▶ _Given data_
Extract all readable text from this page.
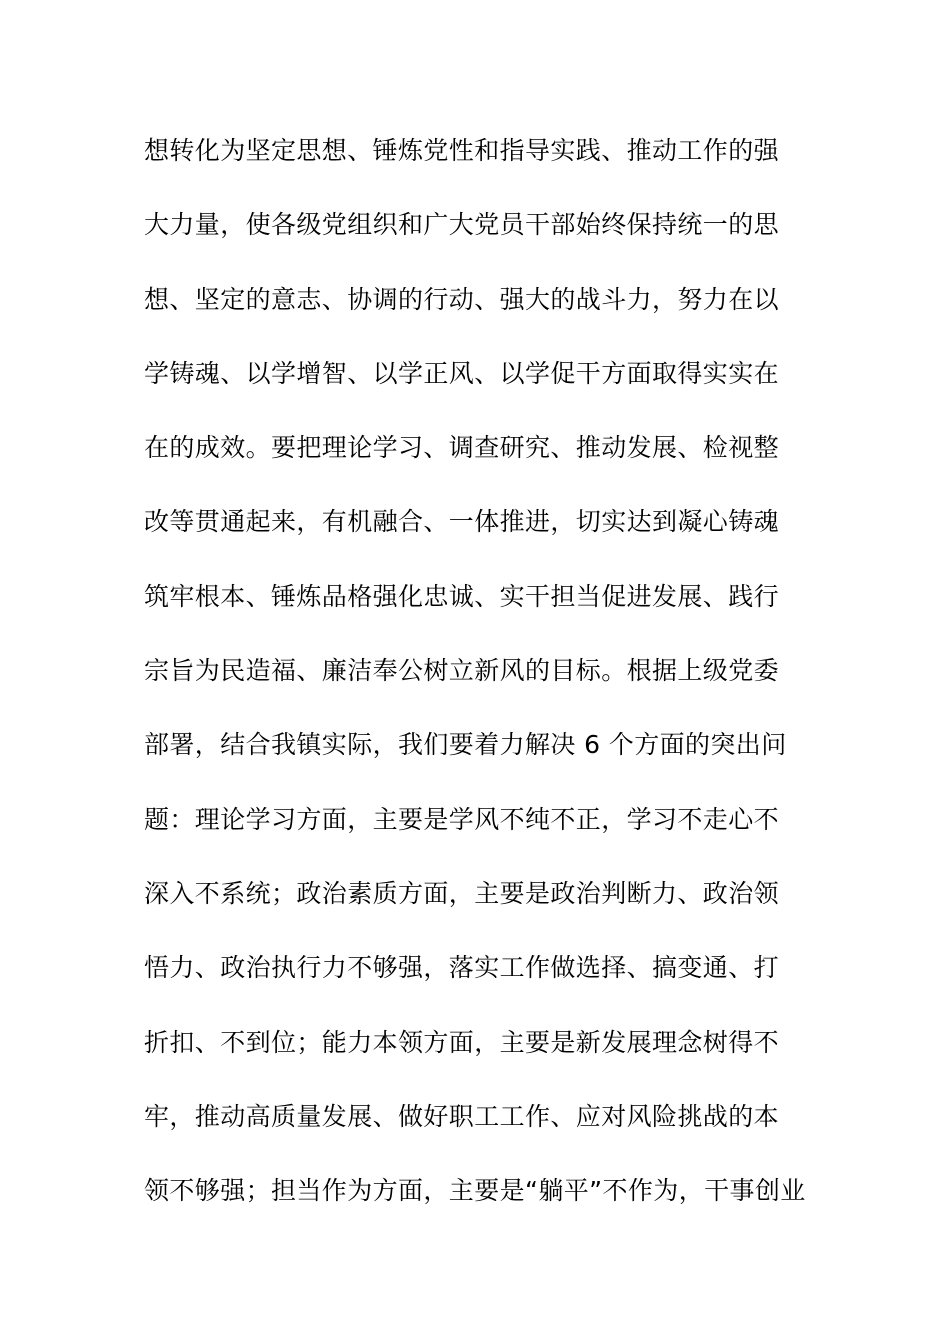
想转化为坚定思想、锤炼党性和指导实践、推动工作的强
大力量，使各级党组织和广大党员干部始终保持统一的思
想、坚定的意志、协调的行动、强大的战斗力，努力在以
学铸魂、以学增智、以学正风、以学促干方面取得实实在
在的成效。要把理论学习、调查研究、推动发展、检视整
改等贯通起来，有机融合、一体推进，切实达到凝心铸魂
筑牢根本、锤炼品格强化忠诚、实干担当促进发展、践行
宗旨为民造福、廉洁奉公树立新风的目标。根据上级党委
部署，结合我镇实际，我们要着力解决 6 个方面的突出问
题：理论学习方面，主要是学风不纯不正，学习不走心不
深入不系统；政治素质方面，主要是政治判断力、政治领
悟力、政治执行力不够强，落实工作做选择、搞变通、打
折扣、不到位；能力本领方面，主要是新发展理念树得不
牢，推动高质量发展、做好职工工作、应对风险挑战的本
领不够强；担当作为方面，主要是“躺平”不作为，干事创业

▶ _Set problem_
Go through the entries above and print each one exactly, minus the pictures.

▶ _Answer to this task_
Extract all readable text from this page.
想转化为坚定思想、锤炼党性和指导实践、推动工作的强
大力量，使各级党组织和广大党员干部始终保持统一的思
想、坚定的意志、协调的行动、强大的战斗力，努力在以
学铸魂、以学增智、以学正风、以学促干方面取得实实在
在的成效。要把理论学习、调查研究、推动发展、检视整
改等贯通起来，有机融合、一体推进，切实达到凝心铸魂
筑牢根本、锤炼品格强化忠诚、实干担当促进发展、践行
宗旨为民造福、廉洁奉公树立新风的目标。根据上级党委
部署，结合我镇实际，我们要着力解决 6 个方面的突出问
题：理论学习方面，主要是学风不纯不正，学习不走心不
深入不系统；政治素质方面，主要是政治判断力、政治领
悟力、政治执行力不够强，落实工作做选择、搞变通、打
折扣、不到位；能力本领方面，主要是新发展理念树得不
牢，推动高质量发展、做好职工工作、应对风险挑战的本
领不够强；担当作为方面，主要是“躺平”不作为，干事创业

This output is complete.